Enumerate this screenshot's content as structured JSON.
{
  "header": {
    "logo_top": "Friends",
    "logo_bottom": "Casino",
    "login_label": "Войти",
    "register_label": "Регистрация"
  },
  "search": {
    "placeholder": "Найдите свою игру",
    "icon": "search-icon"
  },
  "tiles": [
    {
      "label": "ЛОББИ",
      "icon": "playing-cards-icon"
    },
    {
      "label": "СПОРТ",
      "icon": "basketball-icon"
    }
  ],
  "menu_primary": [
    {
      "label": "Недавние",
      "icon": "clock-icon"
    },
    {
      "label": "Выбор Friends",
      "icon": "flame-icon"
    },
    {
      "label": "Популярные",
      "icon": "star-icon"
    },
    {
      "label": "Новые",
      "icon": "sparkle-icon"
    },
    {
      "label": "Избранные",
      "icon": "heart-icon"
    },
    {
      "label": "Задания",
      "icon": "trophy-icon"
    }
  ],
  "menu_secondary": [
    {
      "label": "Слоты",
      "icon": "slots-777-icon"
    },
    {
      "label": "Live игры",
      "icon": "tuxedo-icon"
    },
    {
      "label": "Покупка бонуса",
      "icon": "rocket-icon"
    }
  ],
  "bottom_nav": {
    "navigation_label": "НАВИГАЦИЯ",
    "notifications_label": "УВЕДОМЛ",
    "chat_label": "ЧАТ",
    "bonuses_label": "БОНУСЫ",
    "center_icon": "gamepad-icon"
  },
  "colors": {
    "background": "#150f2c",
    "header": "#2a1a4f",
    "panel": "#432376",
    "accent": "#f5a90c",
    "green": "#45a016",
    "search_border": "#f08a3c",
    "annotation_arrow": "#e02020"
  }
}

★ ★ ★ ★

WRITTEN EXERCISE: Repeat the material above exactly.

REPLY:
Enumerate this screenshot's content as structured JSON.
{
  "header": {
    "logo_top": "Friends",
    "logo_bottom": "Casino",
    "login_label": "Войти",
    "register_label": "Регистрация"
  },
  "search": {
    "placeholder": "Найдите свою игру",
    "icon": "search-icon"
  },
  "tiles": [
    {
      "label": "ЛОББИ",
      "icon": "playing-cards-icon"
    },
    {
      "label": "СПОРТ",
      "icon": "basketball-icon"
    }
  ],
  "menu_primary": [
    {
      "label": "Недавние",
      "icon": "clock-icon"
    },
    {
      "label": "Выбор Friends",
      "icon": "flame-icon"
    },
    {
      "label": "Популярные",
      "icon": "star-icon"
    },
    {
      "label": "Новые",
      "icon": "sparkle-icon"
    },
    {
      "label": "Избранные",
      "icon": "heart-icon"
    },
    {
      "label": "Задания",
      "icon": "trophy-icon"
    }
  ],
  "menu_secondary": [
    {
      "label": "Слоты",
      "icon": "slots-777-icon"
    },
    {
      "label": "Live игры",
      "icon": "tuxedo-icon"
    },
    {
      "label": "Покупка бонуса",
      "icon": "rocket-icon"
    }
  ],
  "bottom_nav": {
    "navigation_label": "НАВИГАЦИЯ",
    "notifications_label": "УВЕДОМЛ",
    "chat_label": "ЧАТ",
    "bonuses_label": "БОНУСЫ",
    "center_icon": "gamepad-icon"
  },
  "colors": {
    "background": "#150f2c",
    "header": "#2a1a4f",
    "panel": "#432376",
    "accent": "#f5a90c",
    "green": "#45a016",
    "search_border": "#f08a3c",
    "annotation_arrow": "#e02020"
  }
}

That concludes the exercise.